-- begin Available data --

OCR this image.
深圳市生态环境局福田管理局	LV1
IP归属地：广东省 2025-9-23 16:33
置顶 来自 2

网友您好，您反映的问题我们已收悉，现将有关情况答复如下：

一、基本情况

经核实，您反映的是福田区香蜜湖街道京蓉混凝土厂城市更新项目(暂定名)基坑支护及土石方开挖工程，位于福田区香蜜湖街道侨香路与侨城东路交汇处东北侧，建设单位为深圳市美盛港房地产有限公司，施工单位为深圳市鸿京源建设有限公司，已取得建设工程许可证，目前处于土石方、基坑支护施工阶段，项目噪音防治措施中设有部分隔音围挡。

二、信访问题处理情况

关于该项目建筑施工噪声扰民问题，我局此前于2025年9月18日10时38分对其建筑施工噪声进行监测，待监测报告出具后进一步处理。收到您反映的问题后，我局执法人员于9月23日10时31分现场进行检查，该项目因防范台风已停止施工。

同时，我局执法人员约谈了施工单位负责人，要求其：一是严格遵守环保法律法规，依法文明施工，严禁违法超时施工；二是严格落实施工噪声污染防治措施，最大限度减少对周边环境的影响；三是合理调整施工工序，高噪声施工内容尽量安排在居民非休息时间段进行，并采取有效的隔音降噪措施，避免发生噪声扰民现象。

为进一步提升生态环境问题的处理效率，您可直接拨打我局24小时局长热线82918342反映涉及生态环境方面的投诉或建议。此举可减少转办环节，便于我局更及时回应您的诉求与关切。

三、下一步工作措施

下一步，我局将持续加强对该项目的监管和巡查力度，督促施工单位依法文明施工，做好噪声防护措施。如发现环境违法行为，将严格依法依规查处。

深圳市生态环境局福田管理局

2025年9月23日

-- end Available data --

### Task instructions:
Reproduce the listing above verbatim, from first line to last.

### Full output:
OCR this image.
深圳市生态环境局福田管理局	LV1
IP归属地：广东省 2025-9-23 16:33
置顶 来自 2

网友您好，您反映的问题我们已收悉，现将有关情况答复如下：

一、基本情况

经核实，您反映的是福田区香蜜湖街道京蓉混凝土厂城市更新项目(暂定名)基坑支护及土石方开挖工程，位于福田区香蜜湖街道侨香路与侨城东路交汇处东北侧，建设单位为深圳市美盛港房地产有限公司，施工单位为深圳市鸿京源建设有限公司，已取得建设工程许可证，目前处于土石方、基坑支护施工阶段，项目噪音防治措施中设有部分隔音围挡。

二、信访问题处理情况

关于该项目建筑施工噪声扰民问题，我局此前于2025年9月18日10时38分对其建筑施工噪声进行监测，待监测报告出具后进一步处理。收到您反映的问题后，我局执法人员于9月23日10时31分现场进行检查，该项目因防范台风已停止施工。

同时，我局执法人员约谈了施工单位负责人，要求其：一是严格遵守环保法律法规，依法文明施工，严禁违法超时施工；二是严格落实施工噪声污染防治措施，最大限度减少对周边环境的影响；三是合理调整施工工序，高噪声施工内容尽量安排在居民非休息时间段进行，并采取有效的隔音降噪措施，避免发生噪声扰民现象。

为进一步提升生态环境问题的处理效率，您可直接拨打我局24小时局长热线82918342反映涉及生态环境方面的投诉或建议。此举可减少转办环节，便于我局更及时回应您的诉求与关切。

三、下一步工作措施

下一步，我局将持续加强对该项目的监管和巡查力度，督促施工单位依法文明施工，做好噪声防护措施。如发现环境违法行为，将严格依法依规查处。

深圳市生态环境局福田管理局

2025年9月23日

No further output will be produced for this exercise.